> [Short task]
Echo the data below exactly as it appears, every line unchanged.

> [Data provided]
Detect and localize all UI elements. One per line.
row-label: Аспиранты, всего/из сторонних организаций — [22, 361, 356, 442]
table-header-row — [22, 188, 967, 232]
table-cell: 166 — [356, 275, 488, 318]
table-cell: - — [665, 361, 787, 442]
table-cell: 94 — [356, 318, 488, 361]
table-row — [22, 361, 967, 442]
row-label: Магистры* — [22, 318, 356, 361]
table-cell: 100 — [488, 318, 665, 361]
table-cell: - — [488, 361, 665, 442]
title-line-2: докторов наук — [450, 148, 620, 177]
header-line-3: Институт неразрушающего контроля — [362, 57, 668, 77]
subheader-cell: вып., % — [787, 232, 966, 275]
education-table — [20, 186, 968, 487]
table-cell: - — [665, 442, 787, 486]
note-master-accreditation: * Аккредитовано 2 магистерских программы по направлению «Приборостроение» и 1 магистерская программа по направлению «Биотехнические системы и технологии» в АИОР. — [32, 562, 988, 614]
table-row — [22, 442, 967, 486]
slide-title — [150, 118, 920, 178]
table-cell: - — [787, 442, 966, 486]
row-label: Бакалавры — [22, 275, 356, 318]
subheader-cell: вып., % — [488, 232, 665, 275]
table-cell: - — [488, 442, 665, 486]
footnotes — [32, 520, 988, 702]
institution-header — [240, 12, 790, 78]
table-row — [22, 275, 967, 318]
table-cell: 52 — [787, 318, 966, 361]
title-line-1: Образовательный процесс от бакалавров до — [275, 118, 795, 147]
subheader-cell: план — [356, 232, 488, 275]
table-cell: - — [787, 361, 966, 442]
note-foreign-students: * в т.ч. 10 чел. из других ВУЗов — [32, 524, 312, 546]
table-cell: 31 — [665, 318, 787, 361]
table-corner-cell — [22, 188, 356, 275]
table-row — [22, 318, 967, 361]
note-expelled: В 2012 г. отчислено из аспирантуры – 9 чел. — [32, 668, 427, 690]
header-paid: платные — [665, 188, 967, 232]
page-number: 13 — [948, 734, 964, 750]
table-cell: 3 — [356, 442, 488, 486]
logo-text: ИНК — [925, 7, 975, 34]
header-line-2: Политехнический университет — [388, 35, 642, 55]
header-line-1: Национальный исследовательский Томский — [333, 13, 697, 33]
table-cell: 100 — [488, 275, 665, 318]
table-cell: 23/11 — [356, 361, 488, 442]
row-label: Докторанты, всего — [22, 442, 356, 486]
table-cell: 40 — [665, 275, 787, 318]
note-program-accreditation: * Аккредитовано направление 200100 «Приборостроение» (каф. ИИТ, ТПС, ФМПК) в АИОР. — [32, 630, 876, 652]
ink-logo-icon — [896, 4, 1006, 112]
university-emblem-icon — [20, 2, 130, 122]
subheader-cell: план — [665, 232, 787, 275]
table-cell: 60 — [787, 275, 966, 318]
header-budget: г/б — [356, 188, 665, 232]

> [Reply]
Detect and localize all UI elements. One per line.
row-label: Аспиранты, всего/из сторонних организаций — [22, 361, 356, 442]
table-header-row — [22, 188, 967, 232]
table-cell: 166 — [356, 275, 488, 318]
table-cell: - — [665, 361, 787, 442]
table-cell: 94 — [356, 318, 488, 361]
table-row — [22, 361, 967, 442]
row-label: Магистры* — [22, 318, 356, 361]
table-cell: 100 — [488, 318, 665, 361]
table-cell: - — [488, 361, 665, 442]
title-line-2: докторов наук — [450, 148, 620, 177]
header-line-3: Институт неразрушающего контроля — [362, 57, 668, 77]
subheader-cell: вып., % — [787, 232, 966, 275]
education-table — [20, 186, 968, 487]
table-cell: - — [665, 442, 787, 486]
note-master-accreditation: * Аккредитовано 2 магистерских программы по направлению «Приборостроение» и 1 магистерская программа по направлению «Биотехнические системы и технологии» в АИОР. — [32, 562, 988, 614]
table-row — [22, 442, 967, 486]
slide-title — [150, 118, 920, 178]
table-cell: - — [787, 442, 966, 486]
row-label: Бакалавры — [22, 275, 356, 318]
subheader-cell: вып., % — [488, 232, 665, 275]
table-cell: - — [488, 442, 665, 486]
footnotes — [32, 520, 988, 702]
institution-header — [240, 12, 790, 78]
table-row — [22, 275, 967, 318]
table-cell: 52 — [787, 318, 966, 361]
title-line-1: Образовательный процесс от бакалавров до — [275, 118, 795, 147]
subheader-cell: план — [356, 232, 488, 275]
table-cell: - — [787, 361, 966, 442]
note-foreign-students: * в т.ч. 10 чел. из других ВУЗов — [32, 524, 312, 546]
table-cell: 31 — [665, 318, 787, 361]
table-corner-cell — [22, 188, 356, 275]
table-row — [22, 318, 967, 361]
note-expelled: В 2012 г. отчислено из аспирантуры – 9 чел. — [32, 668, 427, 690]
header-paid: платные — [665, 188, 967, 232]
page-number: 13 — [948, 734, 964, 750]
table-cell: 3 — [356, 442, 488, 486]
logo-text: ИНК — [925, 7, 975, 34]
header-line-2: Политехнический университет — [388, 35, 642, 55]
header-line-1: Национальный исследовательский Томский — [333, 13, 697, 33]
table-cell: 100 — [488, 275, 665, 318]
table-cell: 23/11 — [356, 361, 488, 442]
row-label: Докторанты, всего — [22, 442, 356, 486]
table-cell: 40 — [665, 275, 787, 318]
note-program-accreditation: * Аккредитовано направление 200100 «Приборостроение» (каф. ИИТ, ТПС, ФМПК) в АИОР. — [32, 630, 876, 652]
ink-logo-icon — [896, 4, 1006, 112]
university-emblem-icon — [20, 2, 130, 122]
subheader-cell: план — [665, 232, 787, 275]
table-cell: 60 — [787, 275, 966, 318]
header-budget: г/б — [356, 188, 665, 232]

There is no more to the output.